## Problem description
Provide an exact reproduction of every entry.

## Data listing
══════════════════════════════

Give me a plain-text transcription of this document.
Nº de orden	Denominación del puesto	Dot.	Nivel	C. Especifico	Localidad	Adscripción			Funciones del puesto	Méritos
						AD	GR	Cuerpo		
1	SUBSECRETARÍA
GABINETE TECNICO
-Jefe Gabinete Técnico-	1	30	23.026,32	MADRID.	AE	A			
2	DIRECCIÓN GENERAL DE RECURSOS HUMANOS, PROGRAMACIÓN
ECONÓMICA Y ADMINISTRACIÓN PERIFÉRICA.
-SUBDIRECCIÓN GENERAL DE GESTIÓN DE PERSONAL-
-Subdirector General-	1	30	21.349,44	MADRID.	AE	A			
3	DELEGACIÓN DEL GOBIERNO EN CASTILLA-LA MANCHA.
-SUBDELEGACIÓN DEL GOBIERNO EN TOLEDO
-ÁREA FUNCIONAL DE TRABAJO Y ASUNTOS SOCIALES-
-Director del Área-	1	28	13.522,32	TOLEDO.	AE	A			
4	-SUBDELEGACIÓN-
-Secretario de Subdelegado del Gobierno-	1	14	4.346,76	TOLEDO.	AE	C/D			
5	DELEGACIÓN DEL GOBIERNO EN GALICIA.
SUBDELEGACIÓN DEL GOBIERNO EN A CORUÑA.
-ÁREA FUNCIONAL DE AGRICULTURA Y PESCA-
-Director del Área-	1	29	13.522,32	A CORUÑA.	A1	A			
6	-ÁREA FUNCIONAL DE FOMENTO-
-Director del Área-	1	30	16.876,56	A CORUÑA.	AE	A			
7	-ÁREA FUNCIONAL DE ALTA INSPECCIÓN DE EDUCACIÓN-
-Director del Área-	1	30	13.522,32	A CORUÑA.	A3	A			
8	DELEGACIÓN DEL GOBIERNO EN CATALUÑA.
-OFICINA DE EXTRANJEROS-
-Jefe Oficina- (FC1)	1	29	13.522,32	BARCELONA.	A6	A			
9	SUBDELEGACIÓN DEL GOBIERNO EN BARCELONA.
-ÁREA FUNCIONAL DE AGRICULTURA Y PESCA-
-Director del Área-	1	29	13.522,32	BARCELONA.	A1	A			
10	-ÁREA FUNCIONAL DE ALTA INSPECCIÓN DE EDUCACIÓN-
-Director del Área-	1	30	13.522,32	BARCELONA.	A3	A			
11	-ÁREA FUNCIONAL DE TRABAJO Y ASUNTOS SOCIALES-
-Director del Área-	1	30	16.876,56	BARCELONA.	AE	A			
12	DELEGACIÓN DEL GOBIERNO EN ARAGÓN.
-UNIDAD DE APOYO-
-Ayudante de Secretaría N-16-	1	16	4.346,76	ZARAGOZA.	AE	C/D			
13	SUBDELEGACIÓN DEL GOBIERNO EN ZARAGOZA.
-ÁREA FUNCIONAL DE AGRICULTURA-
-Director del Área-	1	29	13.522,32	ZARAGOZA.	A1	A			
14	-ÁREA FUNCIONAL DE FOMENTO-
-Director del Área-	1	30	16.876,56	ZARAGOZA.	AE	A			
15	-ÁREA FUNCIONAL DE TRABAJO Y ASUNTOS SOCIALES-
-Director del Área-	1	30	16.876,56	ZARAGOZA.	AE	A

══════════════════════════════

## Response
Give me a plain-text transcription of this document.
Nº de orden	Denominación del puesto	Dot.	Nivel	C. Especifico	Localidad	Adscripción			Funciones del puesto	Méritos
						AD	GR	Cuerpo		
1	SUBSECRETARÍA
GABINETE TECNICO
-Jefe Gabinete Técnico-	1	30	23.026,32	MADRID.	AE	A			
2	DIRECCIÓN GENERAL DE RECURSOS HUMANOS, PROGRAMACIÓN
ECONÓMICA Y ADMINISTRACIÓN PERIFÉRICA.
-SUBDIRECCIÓN GENERAL DE GESTIÓN DE PERSONAL-
-Subdirector General-	1	30	21.349,44	MADRID.	AE	A			
3	DELEGACIÓN DEL GOBIERNO EN CASTILLA-LA MANCHA.
-SUBDELEGACIÓN DEL GOBIERNO EN TOLEDO
-ÁREA FUNCIONAL DE TRABAJO Y ASUNTOS SOCIALES-
-Director del Área-	1	28	13.522,32	TOLEDO.	AE	A			
4	-SUBDELEGACIÓN-
-Secretario de Subdelegado del Gobierno-	1	14	4.346,76	TOLEDO.	AE	C/D			
5	DELEGACIÓN DEL GOBIERNO EN GALICIA.
SUBDELEGACIÓN DEL GOBIERNO EN A CORUÑA.
-ÁREA FUNCIONAL DE AGRICULTURA Y PESCA-
-Director del Área-	1	29	13.522,32	A CORUÑA.	A1	A			
6	-ÁREA FUNCIONAL DE FOMENTO-
-Director del Área-	1	30	16.876,56	A CORUÑA.	AE	A			
7	-ÁREA FUNCIONAL DE ALTA INSPECCIÓN DE EDUCACIÓN-
-Director del Área-	1	30	13.522,32	A CORUÑA.	A3	A			
8	DELEGACIÓN DEL GOBIERNO EN CATALUÑA.
-OFICINA DE EXTRANJEROS-
-Jefe Oficina- (FC1)	1	29	13.522,32	BARCELONA.	A6	A			
9	SUBDELEGACIÓN DEL GOBIERNO EN BARCELONA.
-ÁREA FUNCIONAL DE AGRICULTURA Y PESCA-
-Director del Área-	1	29	13.522,32	BARCELONA.	A1	A			
10	-ÁREA FUNCIONAL DE ALTA INSPECCIÓN DE EDUCACIÓN-
-Director del Área-	1	30	13.522,32	BARCELONA.	A3	A			
11	-ÁREA FUNCIONAL DE TRABAJO Y ASUNTOS SOCIALES-
-Director del Área-	1	30	16.876,56	BARCELONA.	AE	A			
12	DELEGACIÓN DEL GOBIERNO EN ARAGÓN.
-UNIDAD DE APOYO-
-Ayudante de Secretaría N-16-	1	16	4.346,76	ZARAGOZA.	AE	C/D			
13	SUBDELEGACIÓN DEL GOBIERNO EN ZARAGOZA.
-ÁREA FUNCIONAL DE AGRICULTURA-
-Director del Área-	1	29	13.522,32	ZARAGOZA.	A1	A			
14	-ÁREA FUNCIONAL DE FOMENTO-
-Director del Área-	1	30	16.876,56	ZARAGOZA.	AE	A			
15	-ÁREA FUNCIONAL DE TRABAJO Y ASUNTOS SOCIALES-
-Director del Área-	1	30	16.876,56	ZARAGOZA.	AE	A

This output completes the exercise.